*What you should do*
Without including any images, reproduce each entry exactly.
--- START Provided material ---
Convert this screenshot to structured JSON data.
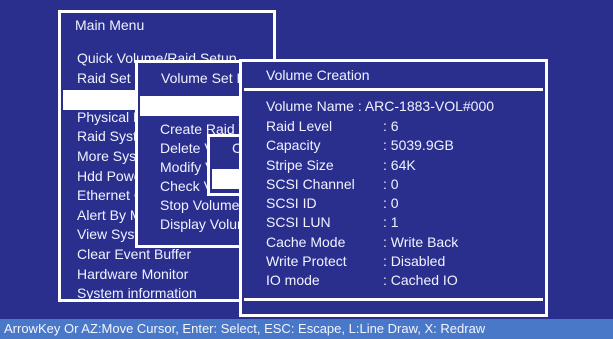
{
  "main_menu": {
    "title": "Main Menu",
    "items": [
      "Quick Volume/Raid Setup",
      "Raid Set Function",
      "",
      "Physical Drives",
      "Raid System Function",
      "More System Functions",
      "Hdd Power Management",
      "Ethernet Configuration",
      "Alert By Mail Config",
      "View System Events",
      "Clear Event Buffer",
      "Hardware Monitor",
      "System information"
    ]
  },
  "volume_set": {
    "title": "Volume Set Functions",
    "items": [
      "Create Raid Volume",
      "Delete Volume Set",
      "Modify Volume Set",
      "Check Volume Set",
      "Stop Volume Check",
      "Display Volume Info"
    ]
  },
  "small_popup": {
    "label": "C"
  },
  "volume_creation": {
    "title": "Volume Creation",
    "volume_name_label": "Volume Name : ",
    "volume_name_value": "ARC-1883-VOL#000",
    "fields": [
      {
        "label": "Raid Level",
        "value": ":  6"
      },
      {
        "label": "Capacity",
        "value": ":  5039.9GB"
      },
      {
        "label": "Stripe Size",
        "value": ":  64K"
      },
      {
        "label": "SCSI  Channel",
        "value": ":  0"
      },
      {
        "label": "SCSI  ID",
        "value": ":  0"
      },
      {
        "label": "SCSI  LUN",
        "value": ":  1"
      },
      {
        "label": "Cache Mode",
        "value": ":  Write Back"
      },
      {
        "label": "Write Protect",
        "value": ": Disabled"
      },
      {
        "label": "IO mode",
        "value": ": Cached IO"
      }
    ]
  },
  "status_bar": {
    "text": "ArrowKey Or AZ:Move Cursor, Enter: Select, ESC: Escape, L:Line Draw, X: Redraw"
  },
  "colors": {
    "background": "#2a2f8e",
    "border": "#ffffff",
    "status_bar": "#4a78c8"
  }
}
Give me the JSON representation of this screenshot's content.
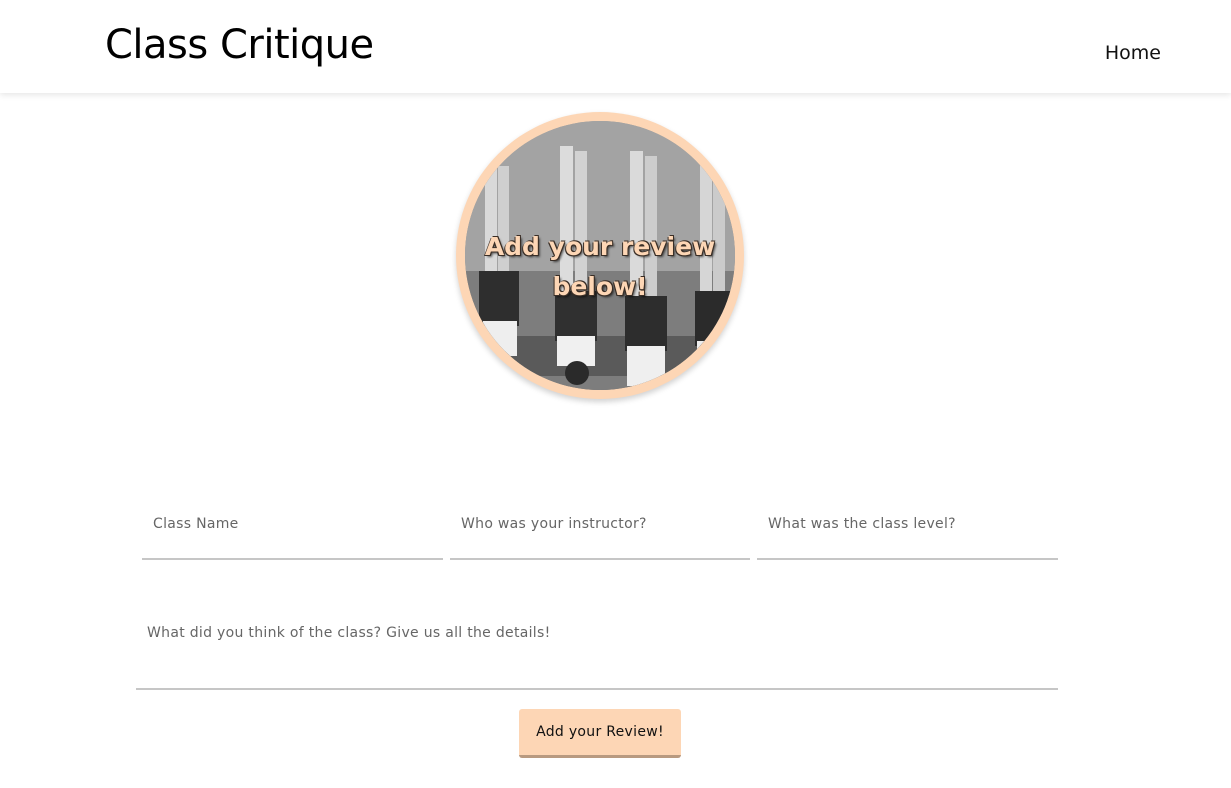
{
  "navbar": {
    "brand": "Class Critique",
    "links": [
      {
        "label": "Home"
      }
    ]
  },
  "hero": {
    "image_alt": "vintage black and white photo of women doing headstands",
    "text_line1": "Add your review",
    "text_line2": "below!",
    "accent_color": "#fdd6b5"
  },
  "form": {
    "class_name_placeholder": "Class Name",
    "instructor_placeholder": "Who was your instructor?",
    "level_placeholder": "What was the class level?",
    "details_placeholder": "What did you think of the class? Give us all the details!",
    "submit_label": "Add your Review!"
  }
}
--- END Provided material ---
*Result of this task*
Convert this screenshot to structured JSON data.
{
  "main_menu": {
    "title": "Main Menu",
    "items": [
      "Quick Volume/Raid Setup",
      "Raid Set Function",
      "",
      "Physical Drives",
      "Raid System Function",
      "More System Functions",
      "Hdd Power Management",
      "Ethernet Configuration",
      "Alert By Mail Config",
      "View System Events",
      "Clear Event Buffer",
      "Hardware Monitor",
      "System information"
    ]
  },
  "volume_set": {
    "title": "Volume Set Functions",
    "items": [
      "Create Raid Volume",
      "Delete Volume Set",
      "Modify Volume Set",
      "Check Volume Set",
      "Stop Volume Check",
      "Display Volume Info"
    ]
  },
  "small_popup": {
    "label": "C"
  },
  "volume_creation": {
    "title": "Volume Creation",
    "volume_name_label": "Volume Name : ",
    "volume_name_value": "ARC-1883-VOL#000",
    "fields": [
      {
        "label": "Raid Level",
        "value": ":  6"
      },
      {
        "label": "Capacity",
        "value": ":  5039.9GB"
      },
      {
        "label": "Stripe Size",
        "value": ":  64K"
      },
      {
        "label": "SCSI  Channel",
        "value": ":  0"
      },
      {
        "label": "SCSI  ID",
        "value": ":  0"
      },
      {
        "label": "SCSI  LUN",
        "value": ":  1"
      },
      {
        "label": "Cache Mode",
        "value": ":  Write Back"
      },
      {
        "label": "Write Protect",
        "value": ": Disabled"
      },
      {
        "label": "IO mode",
        "value": ": Cached IO"
      }
    ]
  },
  "status_bar": {
    "text": "ArrowKey Or AZ:Move Cursor, Enter: Select, ESC: Escape, L:Line Draw, X: Redraw"
  },
  "colors": {
    "background": "#2a2f8e",
    "border": "#ffffff",
    "status_bar": "#4a78c8"
  }
}
Give me the JSON representation of this screenshot's content.
{
  "navbar": {
    "brand": "Class Critique",
    "links": [
      {
        "label": "Home"
      }
    ]
  },
  "hero": {
    "image_alt": "vintage black and white photo of women doing headstands",
    "text_line1": "Add your review",
    "text_line2": "below!",
    "accent_color": "#fdd6b5"
  },
  "form": {
    "class_name_placeholder": "Class Name",
    "instructor_placeholder": "Who was your instructor?",
    "level_placeholder": "What was the class level?",
    "details_placeholder": "What did you think of the class? Give us all the details!",
    "submit_label": "Add your Review!"
  }
}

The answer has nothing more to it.